▶ **PASSAGE PROVIDED**

— BEGIN —

Treesavers lost in court on February 28th, when the group attempted to get an injunction against the City of Santa Monica to protect 54 ficus trees slated for removal as part of the city’s streetscape improvement project, but members say their fight is far from over.
At Argonaut press time, attorney Tom Nitti, who is representing Treesavers pro bono, planned to head back to court Wednesday, March 5th, to try to get an emergency stay against the city to prevent the removal of ficus trees on Second and Fourth Streets that are of no danger to the public — and to appeal the February 28th court decision.
“An appeal itself doesn’t help too much, because by the time the court makes a decision on the appeal, the trees will be gone,” says Nitti, who is based in Santa Monica. “So we’re asking for an emergency stay as well as an appeal.”
It was not yet known if a temporary stay had been granted against the city from removing ficus trees on Second and Fourth Streets that are of no danger to the public.

— END —

▶ **TASKS FOR THIS EXERCISE**
1: Reproduce the portion of the ficus tree article starting with "At Argonaut press" and going on through "to the public.".
2: Continue the article about the Santa Monica ficus trees from the point at which it stops.
The lines that follow have no connection to the article on the Santa Monica ficus trees.

▶ **MATERIAL PROVIDED**
— BEGIN —

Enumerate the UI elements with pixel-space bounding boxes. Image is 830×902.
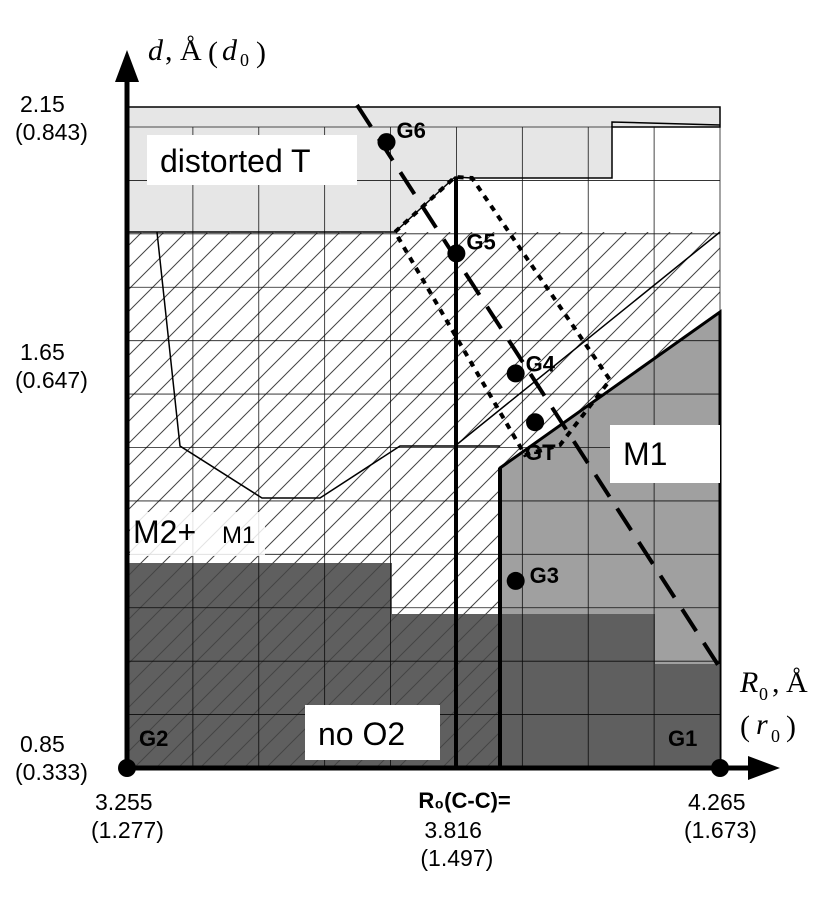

— END —

▶ **RESULTS FOR THE EXERCISE**
1:
At Argonaut press time, attorney Tom Nitti, who is representing Treesavers pro bono, planned to head back to court Wednesday, March 5th, to try to get an emergency stay against the city to prevent the removal of ficus trees on Second and Fourth Streets that are of no danger to the public — and to appeal the February 28th court decision.
“An appeal itself doesn’t help too much, because by the time the court makes a decision on the appeal, the trees will be gone,” says Nitti, who is based in Santa Monica. “So we’re asking for an emergency stay as well as an appeal.”
It was not yet known if a temporary stay had been granted against the city from removing ficus trees on Second and Fourth Streets that are of no danger to the public.

2:
On February 28th, Nitti argued in court that the city did not follow proper procedures under the California Environmental Quality Act (CEQA), but the judge sided with the city, saying that the 180-day statute of limitations was exceeded.
“There’s a big argument over when it started,” Nitti said of the statute of limitations. “I say it started in August 2007 when the city contracted with the lumberjacks to cut the trees down. The city says it started in October 2005 when the city said trees are exempt from CEQA. My position is that the city’s statement that ‘Trees are exempt from CEQA’ is false and a false statement by the city should not start the statute of limitations.”
Kate Vernez, assistant to the city manager for community relations, says, “The city conducted detailed community workshops and detailed environmental review in 1997 and again in 2005. And at all times, the city fully informed and engaged the public in the vision for Second and Fourth Street.”
Nitti says, “That’s all nonsense because the city told people falsely that street trees are exempt from CEQA.
“The city misled the people and now the city is saying, ‘It’s too late to do anything about it’ and I think that’s flat out unjust and I want to fight it out and try to get justice.”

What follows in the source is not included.